SHORT PROBLEM:
Lift every line from the entries that includes the word "型气腿式凿岩机".
++++ SUPPLIED INFORMATION ++++
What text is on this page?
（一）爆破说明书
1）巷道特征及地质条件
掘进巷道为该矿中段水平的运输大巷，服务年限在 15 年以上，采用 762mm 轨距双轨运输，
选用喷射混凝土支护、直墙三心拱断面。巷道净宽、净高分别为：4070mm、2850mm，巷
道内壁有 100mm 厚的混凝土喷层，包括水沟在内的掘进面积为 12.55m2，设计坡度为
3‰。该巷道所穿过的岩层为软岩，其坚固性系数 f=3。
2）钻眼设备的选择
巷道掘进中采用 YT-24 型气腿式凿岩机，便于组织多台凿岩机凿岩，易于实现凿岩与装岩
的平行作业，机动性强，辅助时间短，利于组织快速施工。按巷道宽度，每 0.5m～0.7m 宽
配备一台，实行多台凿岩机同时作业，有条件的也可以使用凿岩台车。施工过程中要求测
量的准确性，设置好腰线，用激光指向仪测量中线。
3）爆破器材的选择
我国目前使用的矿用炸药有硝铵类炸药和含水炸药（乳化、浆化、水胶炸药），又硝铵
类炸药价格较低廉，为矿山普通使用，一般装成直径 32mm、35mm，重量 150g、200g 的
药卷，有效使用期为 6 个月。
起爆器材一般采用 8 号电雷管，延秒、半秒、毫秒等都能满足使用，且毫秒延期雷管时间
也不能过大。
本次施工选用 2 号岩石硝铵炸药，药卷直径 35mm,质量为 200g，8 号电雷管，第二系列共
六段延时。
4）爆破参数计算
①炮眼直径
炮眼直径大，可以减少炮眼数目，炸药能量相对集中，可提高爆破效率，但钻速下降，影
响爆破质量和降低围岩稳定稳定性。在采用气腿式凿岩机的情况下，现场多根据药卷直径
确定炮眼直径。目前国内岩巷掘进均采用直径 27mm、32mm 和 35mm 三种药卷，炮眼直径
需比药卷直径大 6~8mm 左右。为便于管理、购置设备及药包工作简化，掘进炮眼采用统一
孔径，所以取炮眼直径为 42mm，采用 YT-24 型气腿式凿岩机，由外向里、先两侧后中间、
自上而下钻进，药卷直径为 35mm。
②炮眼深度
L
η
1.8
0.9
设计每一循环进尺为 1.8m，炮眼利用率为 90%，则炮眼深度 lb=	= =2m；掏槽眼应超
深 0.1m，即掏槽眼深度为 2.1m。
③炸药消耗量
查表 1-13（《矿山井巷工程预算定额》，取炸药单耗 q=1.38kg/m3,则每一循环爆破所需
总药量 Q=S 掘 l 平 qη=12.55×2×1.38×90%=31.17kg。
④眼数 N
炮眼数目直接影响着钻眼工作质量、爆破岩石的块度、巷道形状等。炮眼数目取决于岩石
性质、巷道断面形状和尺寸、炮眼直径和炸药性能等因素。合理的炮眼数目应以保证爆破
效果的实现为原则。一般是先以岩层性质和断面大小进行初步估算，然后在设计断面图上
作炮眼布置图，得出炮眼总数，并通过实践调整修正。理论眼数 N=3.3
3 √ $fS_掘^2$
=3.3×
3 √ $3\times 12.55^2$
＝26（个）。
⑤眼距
++++
RESPONSE TO THIS TASK:
巷道掘进中采用 YT-24 型气腿式凿岩机，便于组织多台凿岩机凿岩，易于实现凿岩与装岩
孔径，所以取炮眼直径为 42mm，采用 YT-24 型气腿式凿岩机，由外向里、先两侧后中间、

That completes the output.